[Recorded data]
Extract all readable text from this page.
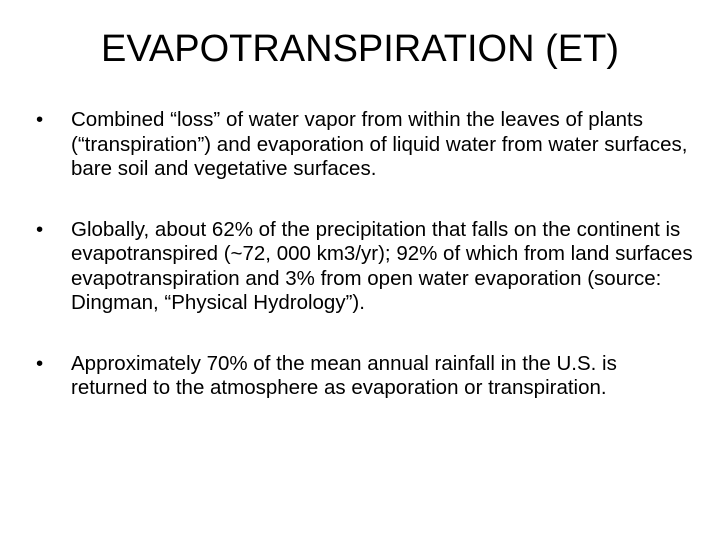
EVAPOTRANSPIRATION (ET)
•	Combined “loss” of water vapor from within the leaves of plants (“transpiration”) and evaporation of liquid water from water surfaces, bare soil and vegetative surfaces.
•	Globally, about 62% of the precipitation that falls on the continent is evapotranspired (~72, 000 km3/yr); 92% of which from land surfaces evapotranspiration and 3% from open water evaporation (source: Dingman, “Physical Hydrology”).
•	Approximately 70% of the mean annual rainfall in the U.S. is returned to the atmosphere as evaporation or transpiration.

▶ **Written instruction**
Collect each line containing the string "surfaces".

▶ **Complete answer**
•	Combined “loss” of water vapor from within the leaves of plants (“transpiration”) and evaporation of liquid water from water surfaces, bare soil and vegetative surfaces.
•	Globally, about 62% of the precipitation that falls on the continent is evapotranspired (~72, 000 km3/yr); 92% of which from land surfaces evapotranspiration and 3% from open water evaporation (source: Dingman, “Physical Hydrology”).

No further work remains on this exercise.